**To do**.
All lines holding the string "JSON" are to be shown.

**Data for the task**.
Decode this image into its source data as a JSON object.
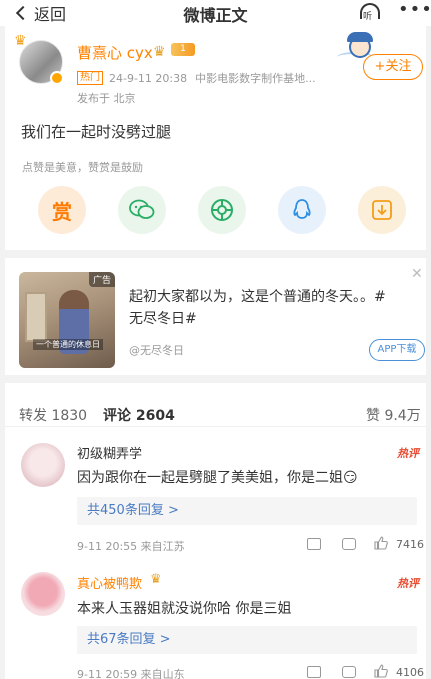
{
  "header": {
    "back_label": "返回",
    "title": "微博正文",
    "listen_label": "听"
  },
  "post": {
    "username": "曹熹心 cyx",
    "level_badge": "1",
    "hot_badge": "热门",
    "timestamp": "24-9-11 20:38",
    "source": "中影电影数字制作基地...",
    "published_from": "发布于 北京",
    "follow_label": "+关注",
    "content": "我们在一起时没劈过腿",
    "tip": "点赞是美意，赞赏是鼓励",
    "reward_label": "赏"
  },
  "ad": {
    "tag": "广告",
    "image_caption": "一个普通的休息日",
    "text": "起初大家都以为，这是个普通的冬天。。#无尽冬日#",
    "source": "@无尽冬日",
    "app_download": "APP下载"
  },
  "tabs": {
    "repost": "转发 1830",
    "comments": "评论 2604",
    "likes": "赞 9.4万"
  },
  "comments": [
    {
      "username": "初级糊弄学",
      "hot_tag": "热评",
      "text": "因为跟你在一起是劈腿了美美姐，你是二姐😏",
      "replies": "共450条回复 >",
      "meta": "9-11 20:55  来自江苏",
      "likes": "7416"
    },
    {
      "username": "真心被鸭欺",
      "hot_tag": "热评",
      "text": "本来人玉器姐就没说你哈 你是三姐",
      "replies": "共67条回复 >",
      "meta": "9-11 20:59  来自山东",
      "likes": "4106"
    }
  ],
  "colors": {
    "brand_orange": "#ff8200",
    "link_blue": "#4a7bc2",
    "hot_red": "#e84a2f"
  }
}
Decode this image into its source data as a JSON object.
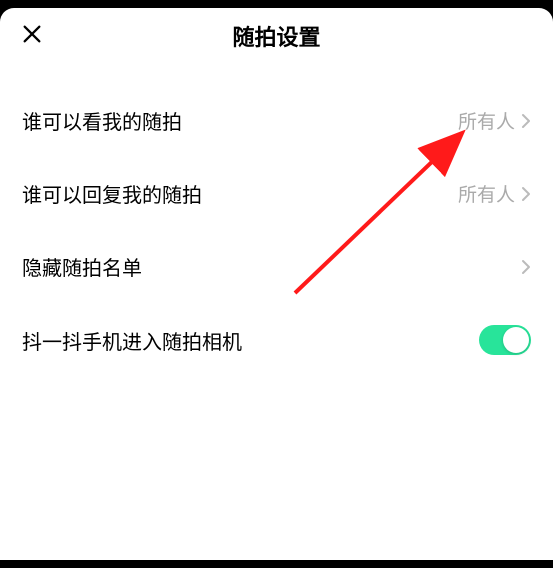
{
  "header": {
    "title": "随拍设置"
  },
  "settings": {
    "view": {
      "label": "谁可以看我的随拍",
      "value": "所有人"
    },
    "reply": {
      "label": "谁可以回复我的随拍",
      "value": "所有人"
    },
    "hidelist": {
      "label": "隐藏随拍名单"
    },
    "shake": {
      "label": "抖一抖手机进入随拍相机",
      "enabled": true
    }
  }
}
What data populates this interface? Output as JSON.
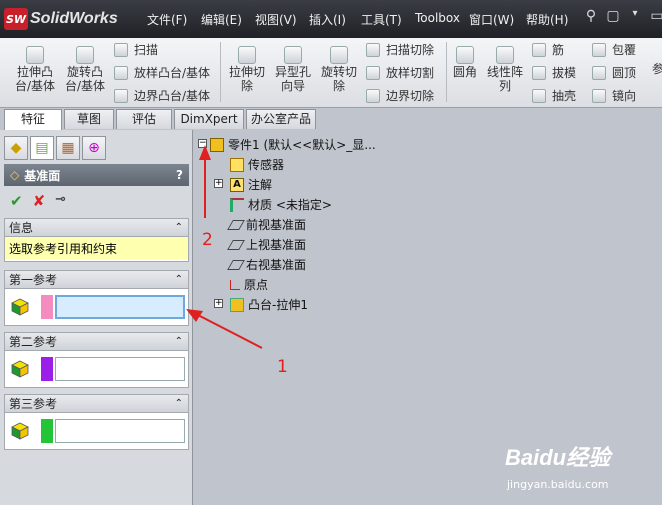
{
  "app": {
    "logo_badge": "SW",
    "name": "SolidWorks"
  },
  "menu": [
    "文件(F)",
    "编辑(E)",
    "视图(V)",
    "插入(I)",
    "工具(T)",
    "Toolbox",
    "窗口(W)",
    "帮助(H)"
  ],
  "toolbar": {
    "extrude_boss": [
      "拉伸凸",
      "台/基体"
    ],
    "revolve_boss": [
      "旋转凸",
      "台/基体"
    ],
    "sweep": "扫描",
    "loft": "放样凸台/基体",
    "boundary": "边界凸台/基体",
    "extrude_cut": [
      "拉伸切",
      "除"
    ],
    "hole_wizard": [
      "异型孔",
      "向导"
    ],
    "revolve_cut": [
      "旋转切",
      "除"
    ],
    "swept_cut": "扫描切除",
    "lofted_cut": "放样切割",
    "boundary_cut": "边界切除",
    "fillet": "圆角",
    "linear_pattern": [
      "线性阵",
      "列"
    ],
    "rib": "筋",
    "draft": "拔模",
    "shell": "抽壳",
    "wrap": "包覆",
    "dome": "圆顶",
    "mirror": "镜向",
    "more": "参"
  },
  "tabs": [
    "特征",
    "草图",
    "评估",
    "DimXpert",
    "办公室产品"
  ],
  "property_manager": {
    "title": "基准面",
    "help": "?",
    "info_header": "信息",
    "info_message": "选取参考引用和约束",
    "first_ref": "第一参考",
    "second_ref": "第二参考",
    "third_ref": "第三参考",
    "ref_colors": [
      "#f48cc0",
      "#9b1fe8",
      "#22c43a"
    ]
  },
  "tree": {
    "root": "零件1  (默认<<默认>_显...",
    "items": [
      "传感器",
      "注解",
      "材质 <未指定>",
      "前视基准面",
      "上视基准面",
      "右视基准面",
      "原点",
      "凸台-拉伸1"
    ]
  },
  "annotations": {
    "label1": "1",
    "label2": "2"
  },
  "watermark": {
    "brand": "Baidu经验",
    "url": "jingyan.baidu.com"
  }
}
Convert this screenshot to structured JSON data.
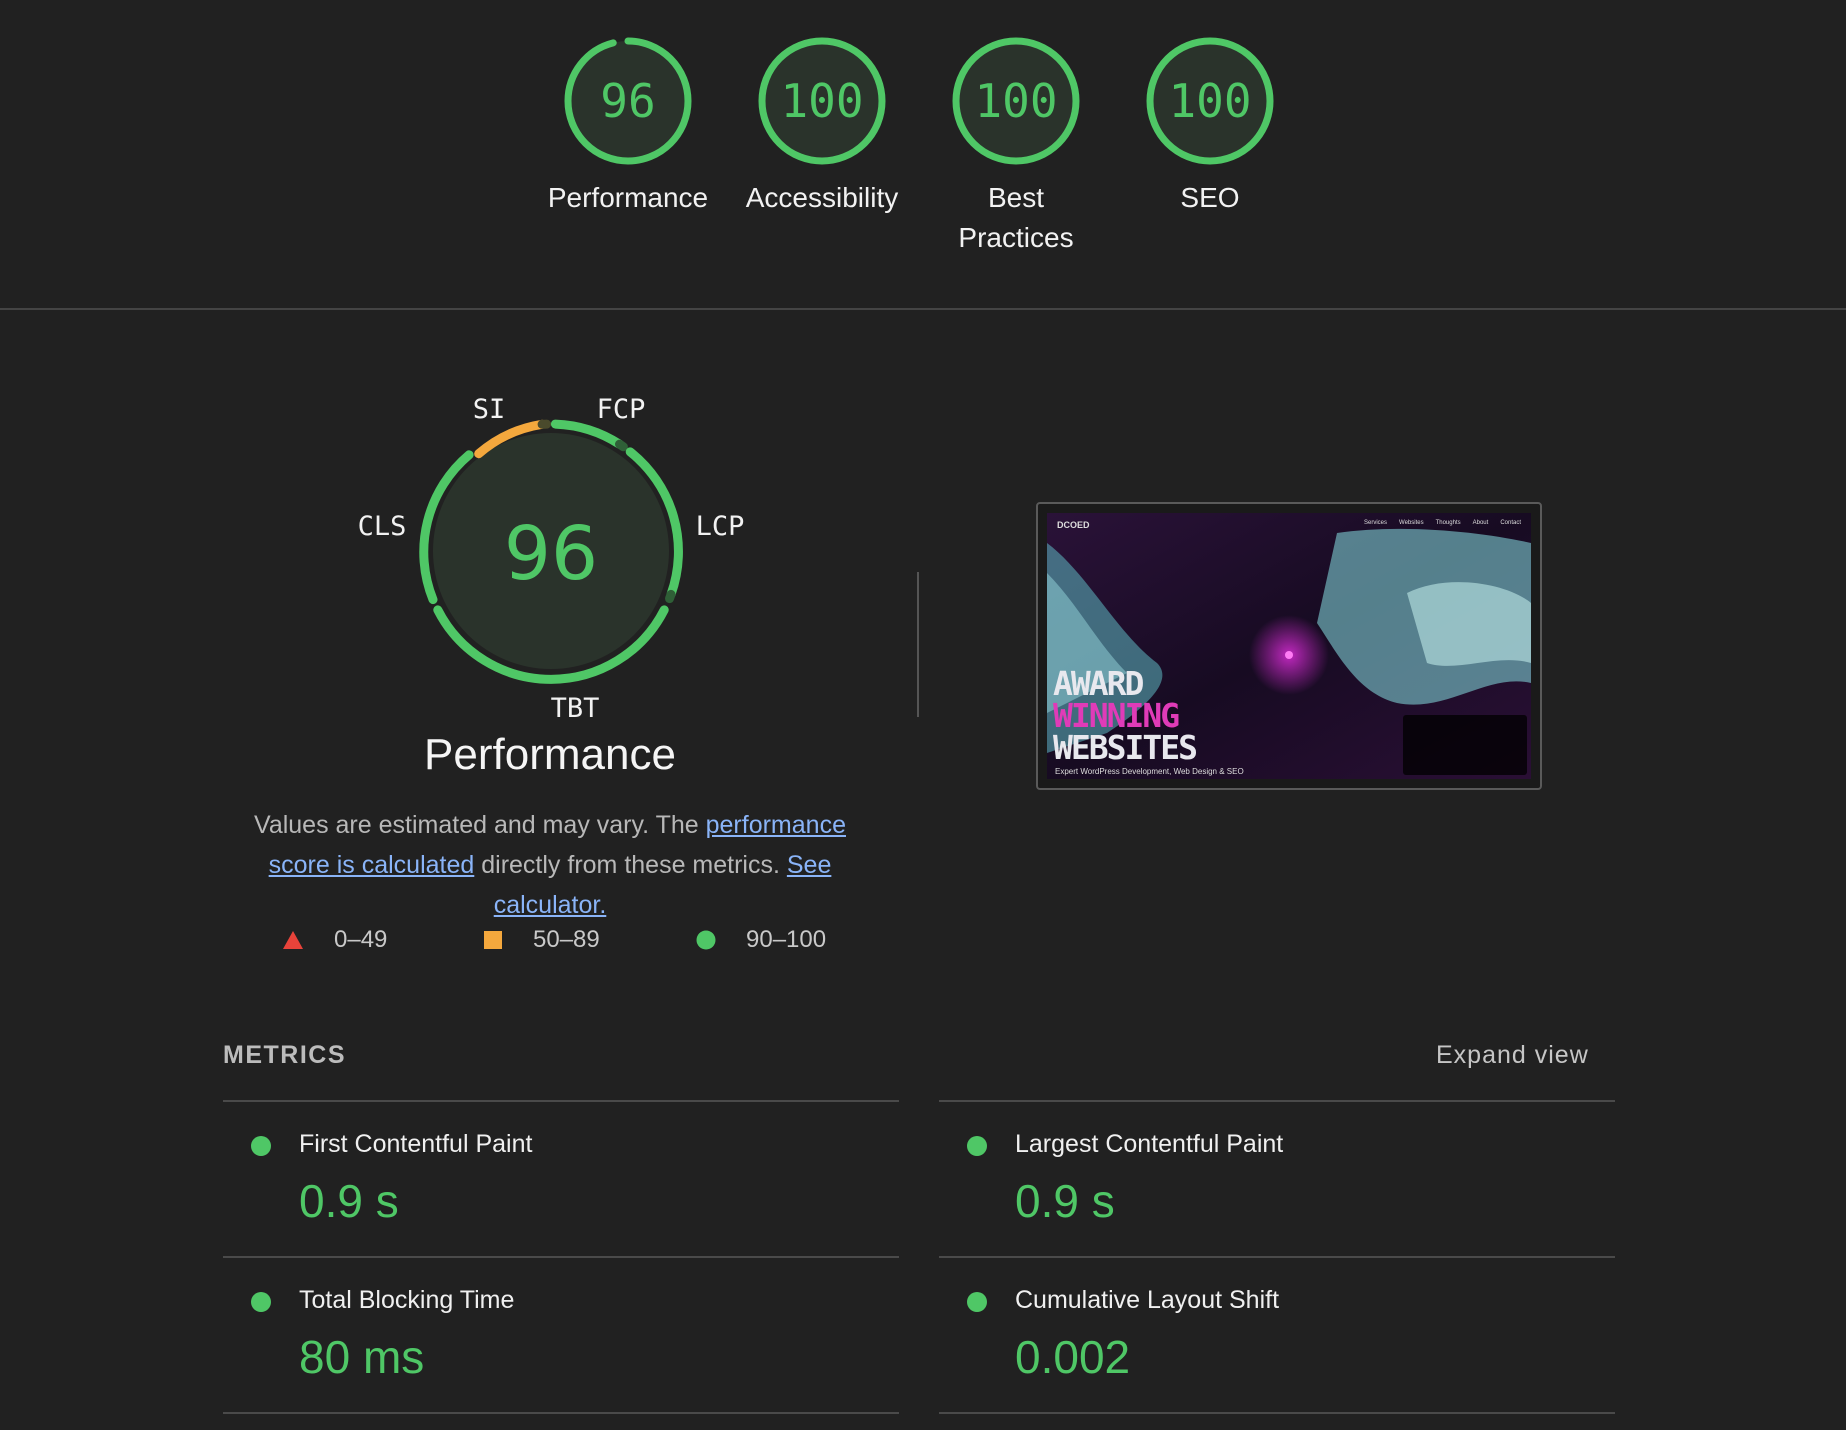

**Written answer**.
Decode this image into its source data as a JSON object.
Decode this image into its source data as a JSON object.
What data populates this interface? Output as JSON.
Convert this screenshot to structured JSON data.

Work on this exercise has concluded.